[Stored data]

──────────────────────────────

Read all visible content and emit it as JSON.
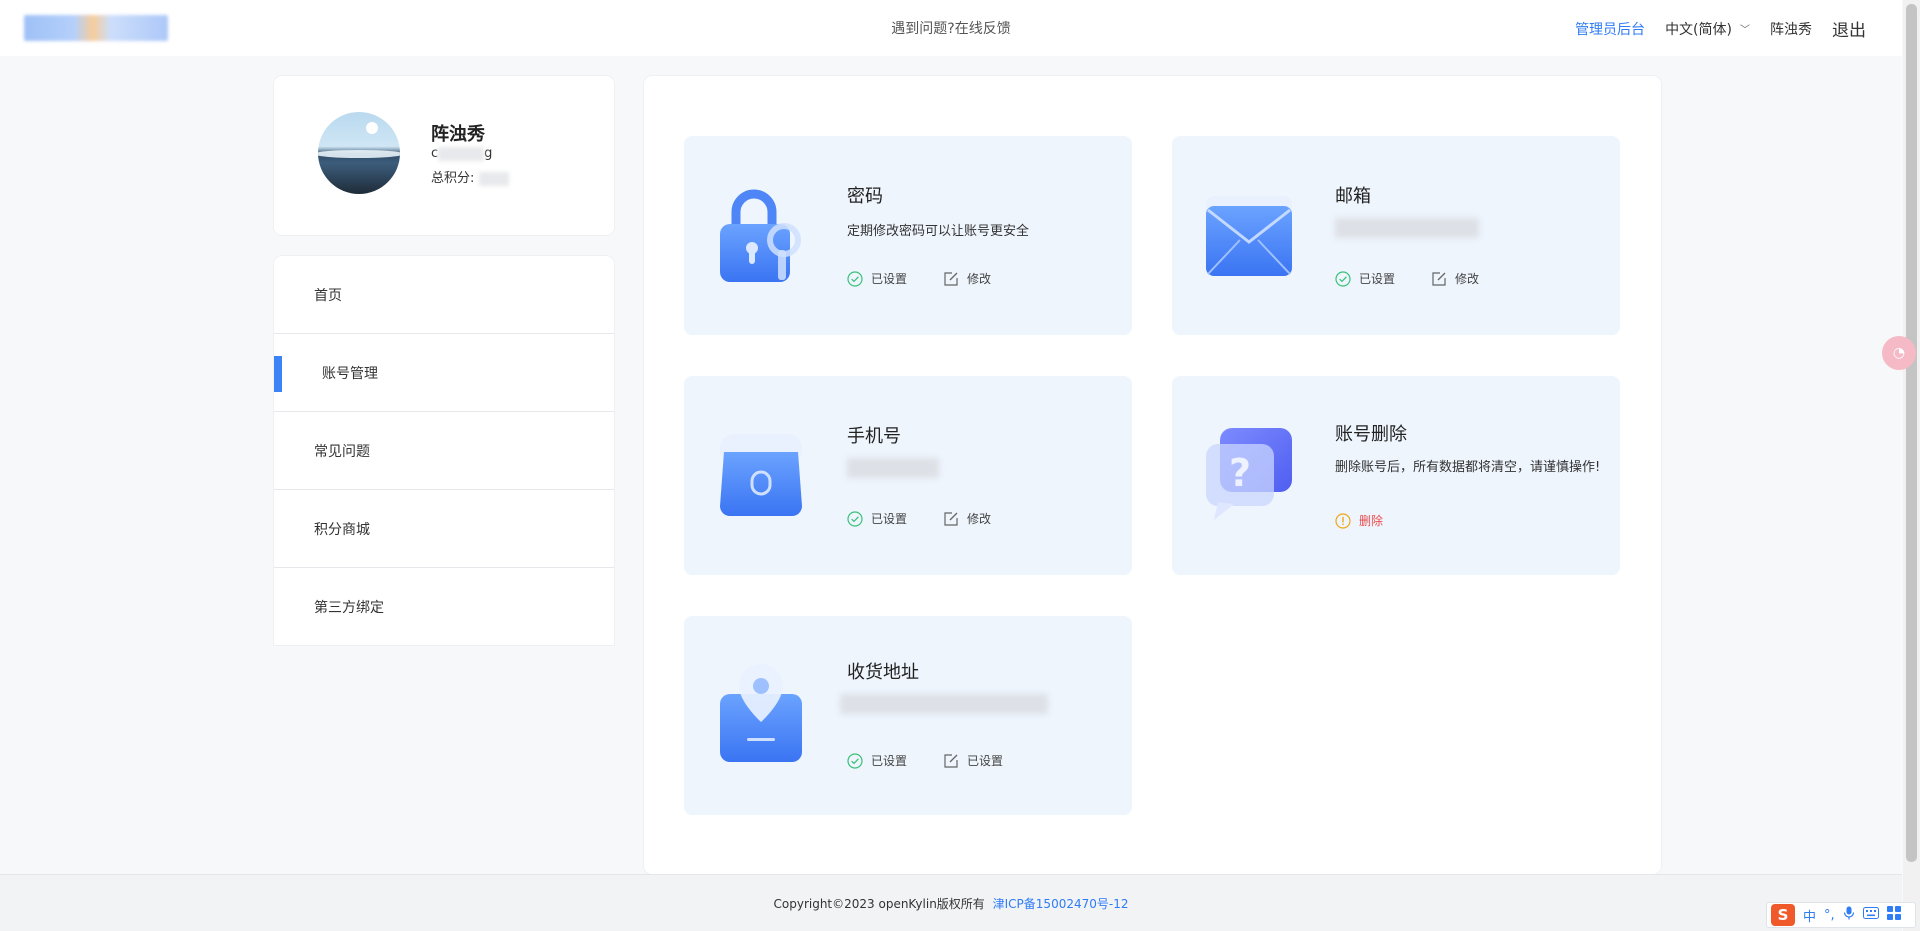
{
  "header": {
    "feedback": "遇到问题?在线反馈",
    "admin": "管理员后台",
    "language": "中文(简体)",
    "username": "阵浊秀",
    "logout": "退出"
  },
  "profile": {
    "name": "阵浊秀",
    "id_prefix": "c",
    "id_suffix": "g",
    "points_label": "总积分:"
  },
  "menu": {
    "items": [
      {
        "label": "首页"
      },
      {
        "label": "账号管理"
      },
      {
        "label": "常见问题"
      },
      {
        "label": "积分商城"
      },
      {
        "label": "第三方绑定"
      }
    ]
  },
  "cards": {
    "password": {
      "title": "密码",
      "desc": "定期修改密码可以让账号更安全",
      "status": "已设置",
      "action": "修改"
    },
    "email": {
      "title": "邮箱",
      "status": "已设置",
      "action": "修改"
    },
    "phone": {
      "title": "手机号",
      "status": "已设置",
      "action": "修改"
    },
    "delete": {
      "title": "账号删除",
      "desc": "删除账号后，所有数据都将清空，请谨慎操作!",
      "action": "删除"
    },
    "address": {
      "title": "收货地址",
      "status": "已设置",
      "action": "已设置"
    }
  },
  "footer": {
    "copyright": "Copyright©2023 openKylin版权所有",
    "icp": "津ICP备15002470号-12"
  },
  "ime": {
    "lang": "中",
    "punct": "°,"
  },
  "colors": {
    "accent": "#2f7cf6",
    "card_bg": "#eef5fd",
    "danger": "#e84c4c",
    "success": "#3cc07a",
    "warning": "#f0a61a"
  }
}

──────────────────────────────

What the task requires:
Print the records above exactly as they stand, but leave out the pictures.

Completed task:
Read all visible content and emit it as JSON.
{
  "header": {
    "feedback": "遇到问题?在线反馈",
    "admin": "管理员后台",
    "language": "中文(简体)",
    "username": "阵浊秀",
    "logout": "退出"
  },
  "profile": {
    "name": "阵浊秀",
    "id_prefix": "c",
    "id_suffix": "g",
    "points_label": "总积分:"
  },
  "menu": {
    "items": [
      {
        "label": "首页"
      },
      {
        "label": "账号管理"
      },
      {
        "label": "常见问题"
      },
      {
        "label": "积分商城"
      },
      {
        "label": "第三方绑定"
      }
    ]
  },
  "cards": {
    "password": {
      "title": "密码",
      "desc": "定期修改密码可以让账号更安全",
      "status": "已设置",
      "action": "修改"
    },
    "email": {
      "title": "邮箱",
      "status": "已设置",
      "action": "修改"
    },
    "phone": {
      "title": "手机号",
      "status": "已设置",
      "action": "修改"
    },
    "delete": {
      "title": "账号删除",
      "desc": "删除账号后，所有数据都将清空，请谨慎操作!",
      "action": "删除"
    },
    "address": {
      "title": "收货地址",
      "status": "已设置",
      "action": "已设置"
    }
  },
  "footer": {
    "copyright": "Copyright©2023 openKylin版权所有",
    "icp": "津ICP备15002470号-12"
  },
  "ime": {
    "lang": "中",
    "punct": "°,"
  },
  "colors": {
    "accent": "#2f7cf6",
    "card_bg": "#eef5fd",
    "danger": "#e84c4c",
    "success": "#3cc07a",
    "warning": "#f0a61a"
  }
}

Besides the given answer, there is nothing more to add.